**EXTRACTED INFORMATION**
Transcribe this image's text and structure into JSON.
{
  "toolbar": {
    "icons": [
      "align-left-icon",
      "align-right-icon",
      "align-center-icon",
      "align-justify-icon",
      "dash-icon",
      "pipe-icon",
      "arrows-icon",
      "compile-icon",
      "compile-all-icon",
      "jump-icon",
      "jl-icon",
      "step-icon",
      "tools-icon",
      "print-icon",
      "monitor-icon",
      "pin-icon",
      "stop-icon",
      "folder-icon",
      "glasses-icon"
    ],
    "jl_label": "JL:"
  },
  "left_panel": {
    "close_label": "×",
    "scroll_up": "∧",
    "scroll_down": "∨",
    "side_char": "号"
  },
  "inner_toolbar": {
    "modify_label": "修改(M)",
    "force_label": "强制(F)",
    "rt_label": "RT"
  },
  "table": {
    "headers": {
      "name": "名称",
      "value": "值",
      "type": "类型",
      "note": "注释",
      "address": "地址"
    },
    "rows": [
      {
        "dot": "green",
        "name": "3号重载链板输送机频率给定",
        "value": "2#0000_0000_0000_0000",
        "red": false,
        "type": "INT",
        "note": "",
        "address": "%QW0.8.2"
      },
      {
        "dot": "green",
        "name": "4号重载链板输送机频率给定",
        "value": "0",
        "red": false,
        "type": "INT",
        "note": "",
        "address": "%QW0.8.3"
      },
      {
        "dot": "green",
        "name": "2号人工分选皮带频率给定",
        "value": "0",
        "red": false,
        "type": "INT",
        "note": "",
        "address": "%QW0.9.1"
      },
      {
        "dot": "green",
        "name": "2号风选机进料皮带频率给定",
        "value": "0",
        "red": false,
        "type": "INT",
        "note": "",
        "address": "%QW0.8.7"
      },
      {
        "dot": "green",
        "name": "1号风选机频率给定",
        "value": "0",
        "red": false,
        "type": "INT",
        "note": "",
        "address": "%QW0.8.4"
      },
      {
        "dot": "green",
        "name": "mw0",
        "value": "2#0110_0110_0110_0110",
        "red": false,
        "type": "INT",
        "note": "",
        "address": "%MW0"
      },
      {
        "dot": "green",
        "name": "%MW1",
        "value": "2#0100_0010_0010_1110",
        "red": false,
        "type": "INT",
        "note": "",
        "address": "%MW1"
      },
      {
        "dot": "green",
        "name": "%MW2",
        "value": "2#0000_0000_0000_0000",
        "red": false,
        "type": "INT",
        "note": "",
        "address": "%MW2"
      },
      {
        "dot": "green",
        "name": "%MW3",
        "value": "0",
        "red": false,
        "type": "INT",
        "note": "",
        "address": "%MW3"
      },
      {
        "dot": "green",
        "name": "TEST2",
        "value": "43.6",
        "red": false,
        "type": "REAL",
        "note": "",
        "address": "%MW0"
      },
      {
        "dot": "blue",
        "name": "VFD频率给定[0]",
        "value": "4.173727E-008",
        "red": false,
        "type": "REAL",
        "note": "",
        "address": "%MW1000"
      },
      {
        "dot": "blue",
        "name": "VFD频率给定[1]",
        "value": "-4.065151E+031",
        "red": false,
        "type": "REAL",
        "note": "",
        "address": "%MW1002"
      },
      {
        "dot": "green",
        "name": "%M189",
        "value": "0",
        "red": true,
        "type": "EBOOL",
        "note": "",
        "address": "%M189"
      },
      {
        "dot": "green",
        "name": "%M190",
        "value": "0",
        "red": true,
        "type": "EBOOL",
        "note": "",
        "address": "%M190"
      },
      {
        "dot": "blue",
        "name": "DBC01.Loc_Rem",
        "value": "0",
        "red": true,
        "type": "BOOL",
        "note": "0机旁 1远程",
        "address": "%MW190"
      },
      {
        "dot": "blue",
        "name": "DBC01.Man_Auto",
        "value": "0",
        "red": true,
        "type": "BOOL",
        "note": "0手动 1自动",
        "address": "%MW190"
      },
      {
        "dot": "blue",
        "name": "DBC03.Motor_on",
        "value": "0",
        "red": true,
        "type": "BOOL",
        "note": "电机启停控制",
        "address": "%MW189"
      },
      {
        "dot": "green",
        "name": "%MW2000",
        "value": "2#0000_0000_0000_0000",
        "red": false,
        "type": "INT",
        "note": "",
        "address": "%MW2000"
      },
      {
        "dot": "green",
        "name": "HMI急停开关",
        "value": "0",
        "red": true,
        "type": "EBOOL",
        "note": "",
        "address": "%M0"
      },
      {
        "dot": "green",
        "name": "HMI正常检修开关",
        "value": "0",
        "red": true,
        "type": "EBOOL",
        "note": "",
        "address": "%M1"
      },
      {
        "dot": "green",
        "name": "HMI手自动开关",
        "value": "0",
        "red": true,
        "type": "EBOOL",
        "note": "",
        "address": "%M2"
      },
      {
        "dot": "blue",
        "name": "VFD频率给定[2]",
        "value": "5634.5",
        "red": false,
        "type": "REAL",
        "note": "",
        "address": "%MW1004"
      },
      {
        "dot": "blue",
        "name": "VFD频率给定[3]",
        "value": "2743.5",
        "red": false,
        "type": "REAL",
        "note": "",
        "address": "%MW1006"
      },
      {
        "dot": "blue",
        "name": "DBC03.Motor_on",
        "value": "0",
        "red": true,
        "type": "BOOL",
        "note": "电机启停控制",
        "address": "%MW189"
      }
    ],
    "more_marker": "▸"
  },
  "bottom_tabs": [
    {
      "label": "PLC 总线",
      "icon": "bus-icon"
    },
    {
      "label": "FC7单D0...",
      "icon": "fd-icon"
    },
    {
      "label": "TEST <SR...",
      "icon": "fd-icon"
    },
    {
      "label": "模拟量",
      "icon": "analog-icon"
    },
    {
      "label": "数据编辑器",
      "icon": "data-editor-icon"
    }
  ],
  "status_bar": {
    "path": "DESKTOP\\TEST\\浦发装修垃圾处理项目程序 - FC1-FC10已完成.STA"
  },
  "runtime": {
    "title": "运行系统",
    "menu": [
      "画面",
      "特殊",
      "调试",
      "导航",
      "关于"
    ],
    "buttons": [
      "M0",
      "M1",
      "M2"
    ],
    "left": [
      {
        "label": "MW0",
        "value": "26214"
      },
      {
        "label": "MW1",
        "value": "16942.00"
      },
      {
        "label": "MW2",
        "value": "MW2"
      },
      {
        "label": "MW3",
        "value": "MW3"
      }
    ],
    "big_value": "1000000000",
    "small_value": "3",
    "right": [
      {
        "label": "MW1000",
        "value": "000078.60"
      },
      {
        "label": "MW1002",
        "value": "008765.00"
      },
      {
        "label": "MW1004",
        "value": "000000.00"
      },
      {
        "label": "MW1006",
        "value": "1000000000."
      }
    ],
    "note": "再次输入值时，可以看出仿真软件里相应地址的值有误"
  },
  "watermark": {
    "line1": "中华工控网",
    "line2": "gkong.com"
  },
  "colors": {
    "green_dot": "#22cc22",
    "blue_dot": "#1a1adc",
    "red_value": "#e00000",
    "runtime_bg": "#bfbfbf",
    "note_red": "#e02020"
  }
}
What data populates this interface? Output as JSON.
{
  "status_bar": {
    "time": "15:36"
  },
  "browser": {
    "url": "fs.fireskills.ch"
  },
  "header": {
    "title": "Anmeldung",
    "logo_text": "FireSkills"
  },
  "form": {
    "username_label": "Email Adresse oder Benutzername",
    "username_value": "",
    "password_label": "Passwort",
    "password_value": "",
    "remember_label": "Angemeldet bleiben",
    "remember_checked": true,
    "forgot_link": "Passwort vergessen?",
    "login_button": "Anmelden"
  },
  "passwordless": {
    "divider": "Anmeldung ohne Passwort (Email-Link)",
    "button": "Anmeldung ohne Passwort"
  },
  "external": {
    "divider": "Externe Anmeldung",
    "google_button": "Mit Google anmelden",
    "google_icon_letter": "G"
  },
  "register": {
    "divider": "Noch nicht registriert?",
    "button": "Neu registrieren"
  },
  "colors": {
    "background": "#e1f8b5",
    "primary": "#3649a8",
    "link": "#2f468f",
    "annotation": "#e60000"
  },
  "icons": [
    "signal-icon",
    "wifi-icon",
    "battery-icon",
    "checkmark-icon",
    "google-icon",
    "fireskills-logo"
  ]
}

**EXERCISE DIRECTIONS**
Among the records above, find each line holding the string "data" and pull it out.

**SOLUTION TO THIS PROBLEM**
      "icon": "data-editor-icon"
What data populates this interface? Output as JSON.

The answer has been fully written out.